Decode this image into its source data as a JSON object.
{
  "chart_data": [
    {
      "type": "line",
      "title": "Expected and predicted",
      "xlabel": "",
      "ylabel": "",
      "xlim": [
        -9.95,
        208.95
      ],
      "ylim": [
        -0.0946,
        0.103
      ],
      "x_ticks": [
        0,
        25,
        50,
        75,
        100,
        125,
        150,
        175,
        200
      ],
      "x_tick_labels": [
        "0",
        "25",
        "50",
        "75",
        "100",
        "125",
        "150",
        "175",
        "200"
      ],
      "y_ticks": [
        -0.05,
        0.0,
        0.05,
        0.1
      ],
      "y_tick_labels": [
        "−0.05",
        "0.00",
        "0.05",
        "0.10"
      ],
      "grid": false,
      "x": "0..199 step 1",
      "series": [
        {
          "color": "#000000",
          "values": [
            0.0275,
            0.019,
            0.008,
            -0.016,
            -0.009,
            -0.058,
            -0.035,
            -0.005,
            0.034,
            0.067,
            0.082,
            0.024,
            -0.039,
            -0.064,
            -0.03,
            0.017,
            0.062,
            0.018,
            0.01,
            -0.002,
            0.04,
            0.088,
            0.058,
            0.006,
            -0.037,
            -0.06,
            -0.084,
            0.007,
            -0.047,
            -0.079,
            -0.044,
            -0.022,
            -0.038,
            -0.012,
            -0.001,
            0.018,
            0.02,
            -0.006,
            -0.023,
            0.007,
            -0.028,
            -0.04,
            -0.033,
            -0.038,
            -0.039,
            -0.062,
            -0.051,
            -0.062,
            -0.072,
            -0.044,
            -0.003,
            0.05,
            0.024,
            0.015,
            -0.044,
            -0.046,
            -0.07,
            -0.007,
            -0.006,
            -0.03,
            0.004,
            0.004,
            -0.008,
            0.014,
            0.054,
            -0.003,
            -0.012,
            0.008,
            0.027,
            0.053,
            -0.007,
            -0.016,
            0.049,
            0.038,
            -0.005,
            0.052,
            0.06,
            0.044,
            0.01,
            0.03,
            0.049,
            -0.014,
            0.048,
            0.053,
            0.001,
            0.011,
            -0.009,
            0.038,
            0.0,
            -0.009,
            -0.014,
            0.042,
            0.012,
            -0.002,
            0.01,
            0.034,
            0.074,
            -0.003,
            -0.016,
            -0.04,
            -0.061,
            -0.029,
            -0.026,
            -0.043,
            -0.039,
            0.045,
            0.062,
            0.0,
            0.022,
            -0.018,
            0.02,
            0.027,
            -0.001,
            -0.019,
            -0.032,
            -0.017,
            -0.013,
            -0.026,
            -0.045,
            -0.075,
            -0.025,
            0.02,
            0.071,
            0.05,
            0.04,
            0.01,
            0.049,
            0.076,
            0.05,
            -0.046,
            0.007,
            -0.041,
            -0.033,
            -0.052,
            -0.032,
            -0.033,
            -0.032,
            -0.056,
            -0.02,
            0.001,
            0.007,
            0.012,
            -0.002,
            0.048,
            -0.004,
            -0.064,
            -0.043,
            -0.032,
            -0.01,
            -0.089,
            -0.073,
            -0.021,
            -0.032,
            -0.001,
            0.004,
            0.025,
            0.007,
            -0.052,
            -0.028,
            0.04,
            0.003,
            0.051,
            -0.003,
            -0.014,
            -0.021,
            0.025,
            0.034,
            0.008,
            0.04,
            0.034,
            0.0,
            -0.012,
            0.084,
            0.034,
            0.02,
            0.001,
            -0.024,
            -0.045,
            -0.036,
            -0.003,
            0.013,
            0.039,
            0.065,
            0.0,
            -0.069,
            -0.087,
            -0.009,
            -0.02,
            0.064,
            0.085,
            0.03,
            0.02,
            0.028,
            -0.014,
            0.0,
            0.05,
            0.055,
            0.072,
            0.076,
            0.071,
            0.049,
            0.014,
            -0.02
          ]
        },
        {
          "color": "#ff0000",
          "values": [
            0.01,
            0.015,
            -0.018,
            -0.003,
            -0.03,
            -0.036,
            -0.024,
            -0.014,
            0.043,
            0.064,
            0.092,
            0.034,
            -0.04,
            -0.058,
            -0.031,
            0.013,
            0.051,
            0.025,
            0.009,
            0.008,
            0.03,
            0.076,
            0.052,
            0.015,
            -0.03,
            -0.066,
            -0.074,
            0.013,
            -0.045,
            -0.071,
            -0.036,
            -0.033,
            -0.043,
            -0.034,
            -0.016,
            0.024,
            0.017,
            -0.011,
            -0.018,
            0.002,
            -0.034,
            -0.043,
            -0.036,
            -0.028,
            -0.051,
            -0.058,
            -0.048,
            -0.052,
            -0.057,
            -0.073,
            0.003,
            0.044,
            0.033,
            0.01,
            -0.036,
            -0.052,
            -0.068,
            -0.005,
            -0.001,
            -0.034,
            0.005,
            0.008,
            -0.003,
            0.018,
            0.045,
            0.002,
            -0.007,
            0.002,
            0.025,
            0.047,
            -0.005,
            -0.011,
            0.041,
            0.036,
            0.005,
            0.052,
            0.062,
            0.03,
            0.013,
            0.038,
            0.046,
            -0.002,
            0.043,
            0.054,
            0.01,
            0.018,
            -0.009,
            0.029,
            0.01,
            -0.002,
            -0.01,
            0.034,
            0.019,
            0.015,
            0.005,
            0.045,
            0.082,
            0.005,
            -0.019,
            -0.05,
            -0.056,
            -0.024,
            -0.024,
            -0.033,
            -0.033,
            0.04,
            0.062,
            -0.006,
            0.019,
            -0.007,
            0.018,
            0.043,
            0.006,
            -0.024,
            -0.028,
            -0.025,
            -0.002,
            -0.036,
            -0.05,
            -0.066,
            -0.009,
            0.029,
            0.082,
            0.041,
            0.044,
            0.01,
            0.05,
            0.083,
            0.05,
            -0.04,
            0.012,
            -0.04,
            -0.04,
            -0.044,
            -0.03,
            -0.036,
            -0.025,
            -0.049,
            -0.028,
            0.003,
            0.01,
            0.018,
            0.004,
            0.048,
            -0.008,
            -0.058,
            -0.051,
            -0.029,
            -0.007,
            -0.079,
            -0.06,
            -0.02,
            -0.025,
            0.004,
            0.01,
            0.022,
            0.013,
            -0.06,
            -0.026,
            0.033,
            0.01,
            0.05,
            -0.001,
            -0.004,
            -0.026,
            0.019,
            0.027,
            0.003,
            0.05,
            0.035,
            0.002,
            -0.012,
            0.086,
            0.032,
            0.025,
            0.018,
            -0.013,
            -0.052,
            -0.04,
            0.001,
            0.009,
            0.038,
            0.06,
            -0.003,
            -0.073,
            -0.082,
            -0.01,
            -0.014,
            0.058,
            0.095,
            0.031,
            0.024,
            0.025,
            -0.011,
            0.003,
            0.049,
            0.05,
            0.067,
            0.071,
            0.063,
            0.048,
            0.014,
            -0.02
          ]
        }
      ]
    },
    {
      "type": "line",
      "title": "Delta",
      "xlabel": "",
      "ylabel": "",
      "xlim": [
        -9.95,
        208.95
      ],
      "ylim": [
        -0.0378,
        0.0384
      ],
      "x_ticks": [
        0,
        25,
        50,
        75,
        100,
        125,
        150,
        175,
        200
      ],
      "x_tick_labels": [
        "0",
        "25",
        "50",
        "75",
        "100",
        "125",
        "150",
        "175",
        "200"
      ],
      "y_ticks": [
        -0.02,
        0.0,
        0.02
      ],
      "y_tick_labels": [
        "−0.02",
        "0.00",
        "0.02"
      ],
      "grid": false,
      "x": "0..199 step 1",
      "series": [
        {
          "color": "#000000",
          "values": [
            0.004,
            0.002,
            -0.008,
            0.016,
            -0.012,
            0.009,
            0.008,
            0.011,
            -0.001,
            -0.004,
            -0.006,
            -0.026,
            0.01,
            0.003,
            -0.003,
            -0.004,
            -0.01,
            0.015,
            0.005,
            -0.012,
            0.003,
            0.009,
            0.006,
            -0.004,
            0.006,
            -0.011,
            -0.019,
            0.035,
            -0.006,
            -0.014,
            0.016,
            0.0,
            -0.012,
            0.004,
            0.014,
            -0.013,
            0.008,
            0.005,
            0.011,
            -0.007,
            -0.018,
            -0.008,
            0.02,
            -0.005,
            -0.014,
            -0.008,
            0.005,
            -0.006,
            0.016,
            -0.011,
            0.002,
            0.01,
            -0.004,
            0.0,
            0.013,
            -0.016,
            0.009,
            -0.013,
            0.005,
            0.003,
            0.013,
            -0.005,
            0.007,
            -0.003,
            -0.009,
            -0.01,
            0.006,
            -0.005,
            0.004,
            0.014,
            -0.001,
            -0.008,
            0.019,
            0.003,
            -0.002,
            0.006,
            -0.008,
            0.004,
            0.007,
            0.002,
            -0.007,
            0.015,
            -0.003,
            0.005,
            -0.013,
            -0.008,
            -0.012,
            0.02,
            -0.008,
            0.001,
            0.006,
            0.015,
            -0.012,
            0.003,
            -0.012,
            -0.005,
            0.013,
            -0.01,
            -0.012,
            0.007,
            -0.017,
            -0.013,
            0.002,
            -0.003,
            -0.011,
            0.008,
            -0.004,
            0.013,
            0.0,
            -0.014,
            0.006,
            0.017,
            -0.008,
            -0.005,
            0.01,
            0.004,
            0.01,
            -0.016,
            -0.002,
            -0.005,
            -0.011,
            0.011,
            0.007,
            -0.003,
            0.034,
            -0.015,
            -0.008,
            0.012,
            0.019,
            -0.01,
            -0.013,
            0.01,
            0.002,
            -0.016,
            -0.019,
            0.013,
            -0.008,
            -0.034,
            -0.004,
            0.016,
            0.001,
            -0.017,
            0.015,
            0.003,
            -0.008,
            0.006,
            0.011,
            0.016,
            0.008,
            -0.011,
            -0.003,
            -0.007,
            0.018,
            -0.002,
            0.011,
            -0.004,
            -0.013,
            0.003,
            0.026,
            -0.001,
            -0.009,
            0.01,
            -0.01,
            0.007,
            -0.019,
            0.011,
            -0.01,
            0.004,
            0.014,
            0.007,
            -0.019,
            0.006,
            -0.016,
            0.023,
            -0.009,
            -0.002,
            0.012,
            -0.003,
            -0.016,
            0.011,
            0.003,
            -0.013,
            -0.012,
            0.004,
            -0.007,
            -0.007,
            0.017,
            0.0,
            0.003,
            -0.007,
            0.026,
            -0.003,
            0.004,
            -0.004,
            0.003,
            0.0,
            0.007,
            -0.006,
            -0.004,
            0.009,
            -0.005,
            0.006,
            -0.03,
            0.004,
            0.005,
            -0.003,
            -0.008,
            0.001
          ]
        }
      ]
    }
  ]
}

- TASK DETAILS -
Examine the records and pull out every line where the string "title" occurs.

- PROBLEM SOLUTION -
      "title": "Expected and predicted",
      "title": "Delta",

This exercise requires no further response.